Written request
Return every record exactly as written.

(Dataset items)
------------------------------------------------------------------------
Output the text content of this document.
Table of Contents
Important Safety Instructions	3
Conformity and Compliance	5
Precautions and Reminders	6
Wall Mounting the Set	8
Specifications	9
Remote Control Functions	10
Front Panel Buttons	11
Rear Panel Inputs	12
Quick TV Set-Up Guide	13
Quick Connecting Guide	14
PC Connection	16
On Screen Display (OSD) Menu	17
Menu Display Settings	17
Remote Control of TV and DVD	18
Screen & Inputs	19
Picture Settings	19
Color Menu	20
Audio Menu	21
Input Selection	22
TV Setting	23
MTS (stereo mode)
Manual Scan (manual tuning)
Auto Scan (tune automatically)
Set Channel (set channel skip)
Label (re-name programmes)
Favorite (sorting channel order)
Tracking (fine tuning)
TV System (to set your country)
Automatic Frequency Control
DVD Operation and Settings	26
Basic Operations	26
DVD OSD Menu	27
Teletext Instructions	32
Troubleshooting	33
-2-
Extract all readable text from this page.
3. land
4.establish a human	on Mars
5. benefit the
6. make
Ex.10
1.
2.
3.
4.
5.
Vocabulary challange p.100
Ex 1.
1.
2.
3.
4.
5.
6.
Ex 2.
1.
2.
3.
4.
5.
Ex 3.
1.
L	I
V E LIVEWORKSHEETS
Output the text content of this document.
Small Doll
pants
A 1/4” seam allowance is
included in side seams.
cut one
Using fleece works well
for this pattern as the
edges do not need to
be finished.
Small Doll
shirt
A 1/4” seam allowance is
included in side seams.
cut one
------------------------------------------------------------------------
The completed task
Output the text content of this document.
Table of Contents
Important Safety Instructions	3
Conformity and Compliance	5
Precautions and Reminders	6
Wall Mounting the Set	8
Specifications	9
Remote Control Functions	10
Front Panel Buttons	11
Rear Panel Inputs	12
Quick TV Set-Up Guide	13
Quick Connecting Guide	14
PC Connection	16
On Screen Display (OSD) Menu	17
Menu Display Settings	17
Remote Control of TV and DVD	18
Screen & Inputs	19
Picture Settings	19
Color Menu	20
Audio Menu	21
Input Selection	22
TV Setting	23
MTS (stereo mode)
Manual Scan (manual tuning)
Auto Scan (tune automatically)
Set Channel (set channel skip)
Label (re-name programmes)
Favorite (sorting channel order)
Tracking (fine tuning)
TV System (to set your country)
Automatic Frequency Control
DVD Operation and Settings	26
Basic Operations	26
DVD OSD Menu	27
Teletext Instructions	32
Troubleshooting	33
-2-
Extract all readable text from this page.
3. land
4.establish a human	on Mars
5. benefit the
6. make
Ex.10
1.
2.
3.
4.
5.
Vocabulary challange p.100
Ex 1.
1.
2.
3.
4.
5.
6.
Ex 2.
1.
2.
3.
4.
5.
Ex 3.
1.
L	I
V E LIVEWORKSHEETS
Output the text content of this document.
Small Doll
pants
A 1/4” seam allowance is
included in side seams.
cut one
Using fleece works well
for this pattern as the
edges do not need to
be finished.
Small Doll
shirt
A 1/4” seam allowance is
included in side seams.
cut one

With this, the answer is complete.